TASK PROMPT
Make an exact copy of all the entries, but do not reproduce the pictures.

Extracts from a graphics dataset:
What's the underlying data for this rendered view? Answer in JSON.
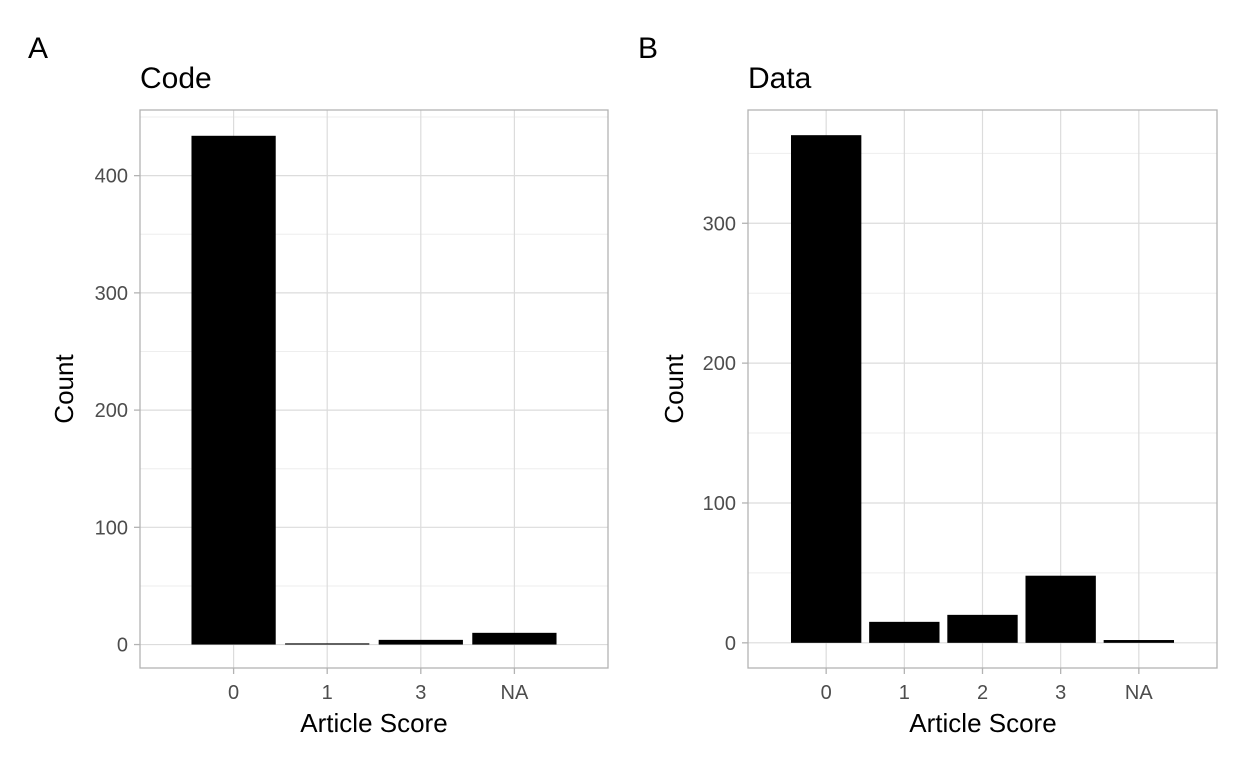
{
  "chart_data": [
    {
      "type": "bar",
      "panel_label": "A",
      "title": "Code",
      "xlabel": "Article Score",
      "ylabel": "Count",
      "categories": [
        "0",
        "1",
        "3",
        "NA"
      ],
      "values": [
        434,
        1,
        4,
        10
      ],
      "ylim": [
        -20,
        456
      ],
      "yticks": [
        0,
        100,
        200,
        300,
        400
      ],
      "yticks_minor": [
        50,
        150,
        250,
        350,
        450
      ],
      "grid": true,
      "bar_color": "#000000"
    },
    {
      "type": "bar",
      "panel_label": "B",
      "title": "Data",
      "xlabel": "Article Score",
      "ylabel": "Count",
      "categories": [
        "0",
        "1",
        "2",
        "3",
        "NA"
      ],
      "values": [
        363,
        15,
        20,
        48,
        2
      ],
      "ylim": [
        -18,
        381
      ],
      "yticks": [
        0,
        100,
        200,
        300
      ],
      "yticks_minor": [
        50,
        150,
        250,
        350
      ],
      "grid": true,
      "bar_color": "#000000"
    }
  ]
}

RESULT OF THE TASK
What's the underlying data for this rendered view? Answer in JSON.
{
  "chart_data": [
    {
      "type": "bar",
      "panel_label": "A",
      "title": "Code",
      "xlabel": "Article Score",
      "ylabel": "Count",
      "categories": [
        "0",
        "1",
        "3",
        "NA"
      ],
      "values": [
        434,
        1,
        4,
        10
      ],
      "ylim": [
        -20,
        456
      ],
      "yticks": [
        0,
        100,
        200,
        300,
        400
      ],
      "yticks_minor": [
        50,
        150,
        250,
        350,
        450
      ],
      "grid": true,
      "bar_color": "#000000"
    },
    {
      "type": "bar",
      "panel_label": "B",
      "title": "Data",
      "xlabel": "Article Score",
      "ylabel": "Count",
      "categories": [
        "0",
        "1",
        "2",
        "3",
        "NA"
      ],
      "values": [
        363,
        15,
        20,
        48,
        2
      ],
      "ylim": [
        -18,
        381
      ],
      "yticks": [
        0,
        100,
        200,
        300
      ],
      "yticks_minor": [
        50,
        150,
        250,
        350
      ],
      "grid": true,
      "bar_color": "#000000"
    }
  ]
}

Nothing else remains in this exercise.